• _Stated goal_
Say how many lines include the word "color". Reply with nothing but the number.
** Start Records to use **
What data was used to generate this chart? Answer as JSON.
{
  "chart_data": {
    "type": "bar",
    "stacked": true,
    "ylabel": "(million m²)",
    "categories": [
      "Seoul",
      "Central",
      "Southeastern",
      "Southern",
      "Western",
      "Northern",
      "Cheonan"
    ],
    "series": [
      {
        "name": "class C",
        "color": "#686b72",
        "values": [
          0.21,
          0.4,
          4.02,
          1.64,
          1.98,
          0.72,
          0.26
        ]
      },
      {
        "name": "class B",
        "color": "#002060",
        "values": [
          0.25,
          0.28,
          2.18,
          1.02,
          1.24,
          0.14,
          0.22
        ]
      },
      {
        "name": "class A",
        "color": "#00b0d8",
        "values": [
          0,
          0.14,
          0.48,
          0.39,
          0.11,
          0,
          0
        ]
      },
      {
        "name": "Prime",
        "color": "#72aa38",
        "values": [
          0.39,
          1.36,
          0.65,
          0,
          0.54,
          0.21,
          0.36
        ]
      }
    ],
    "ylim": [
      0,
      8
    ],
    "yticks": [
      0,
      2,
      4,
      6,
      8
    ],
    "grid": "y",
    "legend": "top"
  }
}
** End Records to use **
** Start Records to use **
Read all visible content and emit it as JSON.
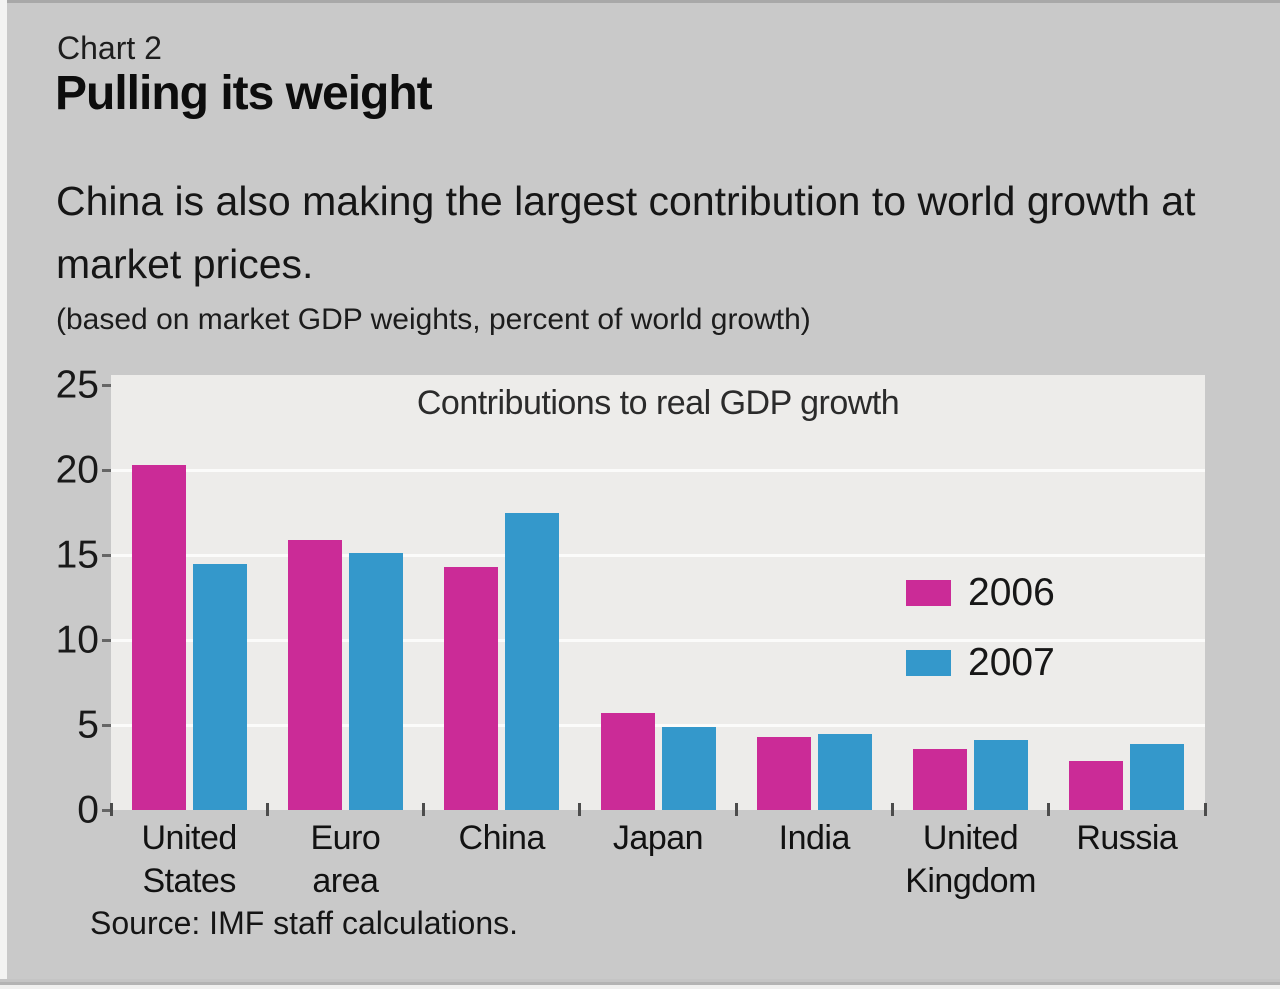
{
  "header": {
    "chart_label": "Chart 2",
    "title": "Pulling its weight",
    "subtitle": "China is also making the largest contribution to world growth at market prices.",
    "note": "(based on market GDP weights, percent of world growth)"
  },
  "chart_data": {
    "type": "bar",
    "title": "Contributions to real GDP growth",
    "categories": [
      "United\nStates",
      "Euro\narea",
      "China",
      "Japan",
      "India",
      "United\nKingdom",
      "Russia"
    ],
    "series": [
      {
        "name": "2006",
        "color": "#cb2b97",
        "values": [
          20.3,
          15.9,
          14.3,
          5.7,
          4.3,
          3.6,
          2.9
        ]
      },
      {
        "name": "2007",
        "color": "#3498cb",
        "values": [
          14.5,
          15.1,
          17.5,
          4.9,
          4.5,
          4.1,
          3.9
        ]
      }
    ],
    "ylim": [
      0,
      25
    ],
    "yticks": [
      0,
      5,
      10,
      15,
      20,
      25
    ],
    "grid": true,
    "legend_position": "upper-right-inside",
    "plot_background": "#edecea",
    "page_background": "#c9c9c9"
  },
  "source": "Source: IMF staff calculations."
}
** End Records to use **
• _Output for this task_
6